Below are records to be repeated in full. Give them exactly.
--- EXERCISE MATERIAL Enclosed Below ---
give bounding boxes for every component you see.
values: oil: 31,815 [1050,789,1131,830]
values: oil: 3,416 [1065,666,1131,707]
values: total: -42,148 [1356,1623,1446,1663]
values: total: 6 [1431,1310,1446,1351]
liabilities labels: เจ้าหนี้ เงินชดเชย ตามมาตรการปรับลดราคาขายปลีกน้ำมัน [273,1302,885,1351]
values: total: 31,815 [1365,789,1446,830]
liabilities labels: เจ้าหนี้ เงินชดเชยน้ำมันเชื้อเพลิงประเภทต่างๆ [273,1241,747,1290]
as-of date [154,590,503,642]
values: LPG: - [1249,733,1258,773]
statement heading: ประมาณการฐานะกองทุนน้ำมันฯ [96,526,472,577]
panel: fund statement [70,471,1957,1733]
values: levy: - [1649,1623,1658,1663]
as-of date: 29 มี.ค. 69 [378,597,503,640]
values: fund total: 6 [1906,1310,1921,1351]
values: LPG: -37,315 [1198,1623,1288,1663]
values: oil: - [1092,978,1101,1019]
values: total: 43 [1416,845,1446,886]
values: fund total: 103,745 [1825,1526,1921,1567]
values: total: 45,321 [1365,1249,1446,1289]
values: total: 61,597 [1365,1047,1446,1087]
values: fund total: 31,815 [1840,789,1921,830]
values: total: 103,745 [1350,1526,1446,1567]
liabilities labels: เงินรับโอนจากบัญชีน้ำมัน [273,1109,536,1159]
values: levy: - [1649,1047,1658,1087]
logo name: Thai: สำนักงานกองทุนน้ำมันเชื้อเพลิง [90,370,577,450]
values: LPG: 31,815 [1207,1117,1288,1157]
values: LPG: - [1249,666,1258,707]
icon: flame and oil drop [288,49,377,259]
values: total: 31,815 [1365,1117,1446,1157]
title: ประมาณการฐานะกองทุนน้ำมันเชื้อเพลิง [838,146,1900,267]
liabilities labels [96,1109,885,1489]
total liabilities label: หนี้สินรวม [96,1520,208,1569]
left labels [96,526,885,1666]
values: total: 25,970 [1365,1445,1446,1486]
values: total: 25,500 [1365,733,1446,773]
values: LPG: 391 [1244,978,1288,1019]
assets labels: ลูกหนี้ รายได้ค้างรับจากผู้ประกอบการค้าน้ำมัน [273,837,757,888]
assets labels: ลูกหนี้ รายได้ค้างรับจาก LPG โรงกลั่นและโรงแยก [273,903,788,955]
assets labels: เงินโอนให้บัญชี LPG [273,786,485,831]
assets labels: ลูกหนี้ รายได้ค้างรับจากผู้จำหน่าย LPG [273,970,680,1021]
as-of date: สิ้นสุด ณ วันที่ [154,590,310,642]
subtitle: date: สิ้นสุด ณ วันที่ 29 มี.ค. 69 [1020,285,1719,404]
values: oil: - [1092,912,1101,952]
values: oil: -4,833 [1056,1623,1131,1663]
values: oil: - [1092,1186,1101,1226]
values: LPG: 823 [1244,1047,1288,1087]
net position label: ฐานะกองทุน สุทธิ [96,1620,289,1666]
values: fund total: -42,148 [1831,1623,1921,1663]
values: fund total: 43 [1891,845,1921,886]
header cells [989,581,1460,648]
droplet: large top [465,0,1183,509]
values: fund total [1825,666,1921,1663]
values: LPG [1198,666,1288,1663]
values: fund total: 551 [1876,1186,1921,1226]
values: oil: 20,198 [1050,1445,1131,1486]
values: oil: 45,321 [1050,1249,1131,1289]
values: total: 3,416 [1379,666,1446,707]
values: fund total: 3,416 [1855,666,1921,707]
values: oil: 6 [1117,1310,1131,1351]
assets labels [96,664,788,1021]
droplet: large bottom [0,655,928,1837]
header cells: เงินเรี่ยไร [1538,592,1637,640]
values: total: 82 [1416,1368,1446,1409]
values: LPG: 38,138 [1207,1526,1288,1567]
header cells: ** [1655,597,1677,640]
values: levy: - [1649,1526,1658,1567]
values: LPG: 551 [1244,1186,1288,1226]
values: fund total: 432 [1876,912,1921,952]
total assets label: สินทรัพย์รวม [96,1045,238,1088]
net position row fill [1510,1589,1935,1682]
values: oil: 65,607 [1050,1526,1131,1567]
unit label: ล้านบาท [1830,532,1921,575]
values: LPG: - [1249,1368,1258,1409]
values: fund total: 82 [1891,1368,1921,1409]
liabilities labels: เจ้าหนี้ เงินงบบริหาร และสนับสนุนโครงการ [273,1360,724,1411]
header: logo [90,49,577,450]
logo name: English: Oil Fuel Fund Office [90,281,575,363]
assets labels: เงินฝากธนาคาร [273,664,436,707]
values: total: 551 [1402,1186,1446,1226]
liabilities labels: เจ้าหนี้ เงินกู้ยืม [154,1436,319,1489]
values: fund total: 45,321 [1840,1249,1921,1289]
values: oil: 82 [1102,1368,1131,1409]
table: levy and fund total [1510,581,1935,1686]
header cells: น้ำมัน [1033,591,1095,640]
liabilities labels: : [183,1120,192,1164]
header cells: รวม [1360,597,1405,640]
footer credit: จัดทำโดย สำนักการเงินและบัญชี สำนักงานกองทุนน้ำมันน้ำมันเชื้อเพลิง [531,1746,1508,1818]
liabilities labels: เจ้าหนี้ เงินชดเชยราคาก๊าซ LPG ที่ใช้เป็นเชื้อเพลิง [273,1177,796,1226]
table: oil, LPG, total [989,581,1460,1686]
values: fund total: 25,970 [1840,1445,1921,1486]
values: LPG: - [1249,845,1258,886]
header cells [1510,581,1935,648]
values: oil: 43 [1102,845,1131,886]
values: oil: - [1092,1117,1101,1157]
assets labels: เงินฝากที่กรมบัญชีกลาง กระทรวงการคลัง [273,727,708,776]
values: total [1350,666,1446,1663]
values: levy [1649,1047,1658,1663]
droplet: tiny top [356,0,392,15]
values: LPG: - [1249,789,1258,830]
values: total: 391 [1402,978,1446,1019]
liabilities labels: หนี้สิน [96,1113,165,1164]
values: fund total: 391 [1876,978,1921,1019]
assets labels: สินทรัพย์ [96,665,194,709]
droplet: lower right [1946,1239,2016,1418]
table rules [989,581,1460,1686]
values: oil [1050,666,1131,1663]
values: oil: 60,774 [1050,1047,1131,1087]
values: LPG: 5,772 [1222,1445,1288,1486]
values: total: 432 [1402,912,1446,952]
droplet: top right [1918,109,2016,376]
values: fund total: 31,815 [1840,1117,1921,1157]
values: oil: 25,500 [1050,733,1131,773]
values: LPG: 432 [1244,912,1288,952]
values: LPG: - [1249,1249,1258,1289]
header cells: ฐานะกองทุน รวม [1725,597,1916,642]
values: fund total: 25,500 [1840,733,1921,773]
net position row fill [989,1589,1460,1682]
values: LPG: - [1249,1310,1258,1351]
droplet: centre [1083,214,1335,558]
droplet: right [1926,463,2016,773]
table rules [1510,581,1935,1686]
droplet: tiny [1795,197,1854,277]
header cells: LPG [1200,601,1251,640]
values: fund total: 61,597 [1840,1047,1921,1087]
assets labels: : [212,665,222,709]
--- End of Enclosed EXERCISE MATERIAL ---
## RESULT OF THIS EXERCISE:
give bounding boxes for every component you see.
values: oil: 31,815 [1050,789,1131,830]
values: oil: 3,416 [1065,666,1131,707]
values: total: -42,148 [1356,1623,1446,1663]
values: total: 6 [1431,1310,1446,1351]
liabilities labels: เจ้าหนี้ เงินชดเชย ตามมาตรการปรับลดราคาขายปลีกน้ำมัน [273,1302,885,1351]
values: total: 31,815 [1365,789,1446,830]
liabilities labels: เจ้าหนี้ เงินชดเชยน้ำมันเชื้อเพลิงประเภทต่างๆ [273,1241,747,1290]
as-of date [154,590,503,642]
values: LPG: - [1249,733,1258,773]
statement heading: ประมาณการฐานะกองทุนน้ำมันฯ [96,526,472,577]
panel: fund statement [70,471,1957,1733]
values: levy: - [1649,1623,1658,1663]
as-of date: 29 มี.ค. 69 [378,597,503,640]
values: fund total: 6 [1906,1310,1921,1351]
values: LPG: -37,315 [1198,1623,1288,1663]
values: oil: - [1092,978,1101,1019]
values: total: 43 [1416,845,1446,886]
values: fund total: 103,745 [1825,1526,1921,1567]
values: total: 45,321 [1365,1249,1446,1289]
values: total: 61,597 [1365,1047,1446,1087]
values: fund total: 31,815 [1840,789,1921,830]
values: total: 103,745 [1350,1526,1446,1567]
liabilities labels: เงินรับโอนจากบัญชีน้ำมัน [273,1109,536,1159]
values: levy: - [1649,1047,1658,1087]
logo name: Thai: สำนักงานกองทุนน้ำมันเชื้อเพลิง [90,370,577,450]
values: LPG: 31,815 [1207,1117,1288,1157]
values: LPG: - [1249,666,1258,707]
icon: flame and oil drop [288,49,377,259]
values: total: 31,815 [1365,1117,1446,1157]
title: ประมาณการฐานะกองทุนน้ำมันเชื้อเพลิง [838,146,1900,267]
liabilities labels [96,1109,885,1489]
total liabilities label: หนี้สินรวม [96,1520,208,1569]
left labels [96,526,885,1666]
values: total: 25,970 [1365,1445,1446,1486]
values: total: 25,500 [1365,733,1446,773]
values: LPG: 391 [1244,978,1288,1019]
assets labels: ลูกหนี้ รายได้ค้างรับจากผู้ประกอบการค้าน้ำมัน [273,837,757,888]
assets labels: ลูกหนี้ รายได้ค้างรับจาก LPG โรงกลั่นและโรงแยก [273,903,788,955]
assets labels: เงินโอนให้บัญชี LPG [273,786,485,831]
assets labels: ลูกหนี้ รายได้ค้างรับจากผู้จำหน่าย LPG [273,970,680,1021]
as-of date: สิ้นสุด ณ วันที่ [154,590,310,642]
subtitle: date: สิ้นสุด ณ วันที่ 29 มี.ค. 69 [1020,285,1719,404]
values: oil: - [1092,912,1101,952]
values: oil: -4,833 [1056,1623,1131,1663]
values: oil: - [1092,1186,1101,1226]
values: LPG: 823 [1244,1047,1288,1087]
net position label: ฐานะกองทุน สุทธิ [96,1620,289,1666]
values: fund total: -42,148 [1831,1623,1921,1663]
values: fund total: 43 [1891,845,1921,886]
header cells [989,581,1460,648]
droplet: large top [465,0,1183,509]
values: fund total [1825,666,1921,1663]
values: LPG [1198,666,1288,1663]
values: fund total: 551 [1876,1186,1921,1226]
values: oil: 20,198 [1050,1445,1131,1486]
values: oil: 45,321 [1050,1249,1131,1289]
values: total: 3,416 [1379,666,1446,707]
values: fund total: 3,416 [1855,666,1921,707]
values: oil: 6 [1117,1310,1131,1351]
assets labels [96,664,788,1021]
droplet: large bottom [0,655,928,1837]
header cells: เงินเรี่ยไร [1538,592,1637,640]
values: total: 82 [1416,1368,1446,1409]
values: LPG: 38,138 [1207,1526,1288,1567]
header cells: ** [1655,597,1677,640]
values: levy: - [1649,1526,1658,1567]
values: LPG: 551 [1244,1186,1288,1226]
values: fund total: 432 [1876,912,1921,952]
total assets label: สินทรัพย์รวม [96,1045,238,1088]
net position row fill [1510,1589,1935,1682]
values: oil: 65,607 [1050,1526,1131,1567]
unit label: ล้านบาท [1830,532,1921,575]
values: LPG: - [1249,1368,1258,1409]
values: fund total: 82 [1891,1368,1921,1409]
liabilities labels: เจ้าหนี้ เงินงบบริหาร และสนับสนุนโครงการ [273,1360,724,1411]
header: logo [90,49,577,450]
logo name: English: Oil Fuel Fund Office [90,281,575,363]
assets labels: เงินฝากธนาคาร [273,664,436,707]
values: total: 551 [1402,1186,1446,1226]
liabilities labels: เจ้าหนี้ เงินกู้ยืม [154,1436,319,1489]
values: fund total: 45,321 [1840,1249,1921,1289]
values: oil: 82 [1102,1368,1131,1409]
table: levy and fund total [1510,581,1935,1686]
header cells: น้ำมัน [1033,591,1095,640]
liabilities labels: : [183,1120,192,1164]
header cells: รวม [1360,597,1405,640]
footer credit: จัดทำโดย สำนักการเงินและบัญชี สำนักงานกองทุนน้ำมันน้ำมันเชื้อเพลิง [531,1746,1508,1818]
liabilities labels: เจ้าหนี้ เงินชดเชยราคาก๊าซ LPG ที่ใช้เป็นเชื้อเพลิง [273,1177,796,1226]
table: oil, LPG, total [989,581,1460,1686]
values: fund total: 25,970 [1840,1445,1921,1486]
values: LPG: - [1249,845,1258,886]
header cells [1510,581,1935,648]
values: oil: 43 [1102,845,1131,886]
values: oil: - [1092,1117,1101,1157]
assets labels: เงินฝากที่กรมบัญชีกลาง กระทรวงการคลัง [273,727,708,776]
values: total [1350,666,1446,1663]
values: levy [1649,1047,1658,1663]
droplet: tiny top [356,0,392,15]
values: LPG: - [1249,789,1258,830]
values: total: 391 [1402,978,1446,1019]
liabilities labels: หนี้สิน [96,1113,165,1164]
values: fund total: 391 [1876,978,1921,1019]
assets labels: สินทรัพย์ [96,665,194,709]
droplet: lower right [1946,1239,2016,1418]
table rules [989,581,1460,1686]
values: oil [1050,666,1131,1663]
values: oil: 60,774 [1050,1047,1131,1087]
values: LPG: 5,772 [1222,1445,1288,1486]
values: total: 432 [1402,912,1446,952]
droplet: top right [1918,109,2016,376]
values: fund total: 31,815 [1840,1117,1921,1157]
values: oil: 25,500 [1050,733,1131,773]
values: LPG: 432 [1244,912,1288,952]
values: LPG: - [1249,1249,1258,1289]
header cells: ฐานะกองทุน รวม [1725,597,1916,642]
values: fund total: 25,500 [1840,733,1921,773]
net position row fill [989,1589,1460,1682]
values: LPG: - [1249,1310,1258,1351]
droplet: centre [1083,214,1335,558]
droplet: right [1926,463,2016,773]
table rules [1510,581,1935,1686]
droplet: tiny [1795,197,1854,277]
header cells: LPG [1200,601,1251,640]
values: fund total: 61,597 [1840,1047,1921,1087]
assets labels: : [212,665,222,709]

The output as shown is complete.